## Extracted text

If you follow these simple tips, that require no brains or effort, I guarantee your business will close within 6 to 12 months. Trust me. I've seen it happen, but I refrain from naming names to protect the ignorant.

(Source records)
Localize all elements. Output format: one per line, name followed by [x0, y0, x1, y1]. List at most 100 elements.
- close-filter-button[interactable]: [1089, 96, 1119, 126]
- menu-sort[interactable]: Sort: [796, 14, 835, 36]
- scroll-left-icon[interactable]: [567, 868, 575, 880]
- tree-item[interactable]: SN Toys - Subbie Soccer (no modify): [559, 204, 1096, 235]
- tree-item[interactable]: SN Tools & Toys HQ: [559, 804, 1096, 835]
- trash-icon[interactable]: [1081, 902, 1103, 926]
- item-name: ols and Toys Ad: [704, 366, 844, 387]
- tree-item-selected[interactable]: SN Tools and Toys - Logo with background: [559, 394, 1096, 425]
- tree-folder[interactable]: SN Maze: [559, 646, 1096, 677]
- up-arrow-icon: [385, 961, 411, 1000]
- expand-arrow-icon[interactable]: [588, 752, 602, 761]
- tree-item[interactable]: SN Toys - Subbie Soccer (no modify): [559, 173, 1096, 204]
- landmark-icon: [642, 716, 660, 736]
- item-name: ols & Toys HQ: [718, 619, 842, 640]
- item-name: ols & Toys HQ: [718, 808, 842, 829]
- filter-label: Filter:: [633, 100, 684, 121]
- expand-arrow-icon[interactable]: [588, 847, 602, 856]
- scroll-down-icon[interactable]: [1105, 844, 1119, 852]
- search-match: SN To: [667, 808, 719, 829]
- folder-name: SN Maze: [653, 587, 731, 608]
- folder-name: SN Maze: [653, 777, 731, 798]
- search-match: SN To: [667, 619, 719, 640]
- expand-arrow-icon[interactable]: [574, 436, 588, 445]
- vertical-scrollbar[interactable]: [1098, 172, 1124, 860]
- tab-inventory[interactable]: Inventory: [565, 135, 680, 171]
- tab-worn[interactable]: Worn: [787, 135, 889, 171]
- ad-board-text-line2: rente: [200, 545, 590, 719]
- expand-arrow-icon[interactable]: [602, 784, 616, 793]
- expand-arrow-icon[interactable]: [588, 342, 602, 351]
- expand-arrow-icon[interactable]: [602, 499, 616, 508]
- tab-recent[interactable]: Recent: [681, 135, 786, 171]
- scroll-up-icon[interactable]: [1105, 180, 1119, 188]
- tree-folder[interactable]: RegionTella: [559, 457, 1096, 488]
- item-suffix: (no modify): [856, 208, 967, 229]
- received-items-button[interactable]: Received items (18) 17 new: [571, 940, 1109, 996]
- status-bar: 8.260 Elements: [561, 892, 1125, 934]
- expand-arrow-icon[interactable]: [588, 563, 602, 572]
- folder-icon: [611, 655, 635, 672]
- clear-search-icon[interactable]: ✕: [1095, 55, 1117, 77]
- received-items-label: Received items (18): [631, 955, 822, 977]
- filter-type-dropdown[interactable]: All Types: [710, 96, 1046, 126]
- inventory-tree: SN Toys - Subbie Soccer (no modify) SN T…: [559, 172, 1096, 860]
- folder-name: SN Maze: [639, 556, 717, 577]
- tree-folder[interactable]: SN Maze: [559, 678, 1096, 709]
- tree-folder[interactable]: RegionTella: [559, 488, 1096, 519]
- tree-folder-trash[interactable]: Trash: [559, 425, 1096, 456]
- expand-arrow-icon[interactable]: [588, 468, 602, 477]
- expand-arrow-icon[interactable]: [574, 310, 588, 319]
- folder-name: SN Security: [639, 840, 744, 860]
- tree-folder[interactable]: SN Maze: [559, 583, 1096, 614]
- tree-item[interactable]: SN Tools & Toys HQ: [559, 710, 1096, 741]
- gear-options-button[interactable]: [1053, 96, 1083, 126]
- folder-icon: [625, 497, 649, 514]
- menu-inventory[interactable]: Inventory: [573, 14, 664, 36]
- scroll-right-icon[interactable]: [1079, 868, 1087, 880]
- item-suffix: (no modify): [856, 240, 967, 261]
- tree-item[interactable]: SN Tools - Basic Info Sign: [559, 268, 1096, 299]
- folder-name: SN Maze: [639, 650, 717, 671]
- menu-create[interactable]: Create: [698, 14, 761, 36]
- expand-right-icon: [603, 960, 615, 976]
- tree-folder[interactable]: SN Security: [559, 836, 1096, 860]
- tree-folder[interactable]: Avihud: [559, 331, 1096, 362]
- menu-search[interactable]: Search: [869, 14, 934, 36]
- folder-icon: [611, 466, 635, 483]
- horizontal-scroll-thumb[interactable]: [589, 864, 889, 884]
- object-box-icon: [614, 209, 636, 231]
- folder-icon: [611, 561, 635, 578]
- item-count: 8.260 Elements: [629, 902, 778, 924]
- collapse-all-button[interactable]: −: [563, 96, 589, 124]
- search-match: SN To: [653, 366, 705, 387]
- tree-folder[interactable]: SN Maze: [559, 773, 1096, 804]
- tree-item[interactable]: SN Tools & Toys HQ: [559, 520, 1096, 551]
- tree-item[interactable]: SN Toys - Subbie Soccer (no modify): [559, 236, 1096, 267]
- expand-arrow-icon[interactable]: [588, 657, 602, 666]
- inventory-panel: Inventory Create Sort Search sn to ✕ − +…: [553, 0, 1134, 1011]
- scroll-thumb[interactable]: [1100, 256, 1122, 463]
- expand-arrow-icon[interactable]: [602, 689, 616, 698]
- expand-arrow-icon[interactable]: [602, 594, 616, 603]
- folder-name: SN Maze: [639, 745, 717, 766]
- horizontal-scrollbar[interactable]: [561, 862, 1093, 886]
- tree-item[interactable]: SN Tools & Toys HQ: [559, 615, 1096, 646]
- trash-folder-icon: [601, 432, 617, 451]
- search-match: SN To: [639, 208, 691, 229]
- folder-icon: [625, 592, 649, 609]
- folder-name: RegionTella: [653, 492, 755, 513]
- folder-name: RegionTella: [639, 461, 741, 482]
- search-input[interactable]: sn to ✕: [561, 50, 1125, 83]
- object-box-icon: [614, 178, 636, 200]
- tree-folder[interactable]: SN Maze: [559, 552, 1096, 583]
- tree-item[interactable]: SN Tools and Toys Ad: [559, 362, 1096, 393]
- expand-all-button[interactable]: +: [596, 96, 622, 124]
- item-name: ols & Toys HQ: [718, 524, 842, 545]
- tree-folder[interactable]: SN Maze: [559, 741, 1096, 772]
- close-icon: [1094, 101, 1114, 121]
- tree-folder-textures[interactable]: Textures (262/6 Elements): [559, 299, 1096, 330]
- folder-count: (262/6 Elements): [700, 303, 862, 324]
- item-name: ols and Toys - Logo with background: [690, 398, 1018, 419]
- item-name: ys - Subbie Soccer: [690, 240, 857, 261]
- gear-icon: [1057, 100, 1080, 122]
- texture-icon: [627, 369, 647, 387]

## Work to complete
Can you return everything from "If you follow" down to "protect the ignorant." in the passage above about tips that will close a business?

## The completed task
If you follow these simple tips, that require no brains or effort, I guarantee your business will close within 6 to 12 months. Trust me. I've seen it happen, but I refrain from naming names to protect the ignorant.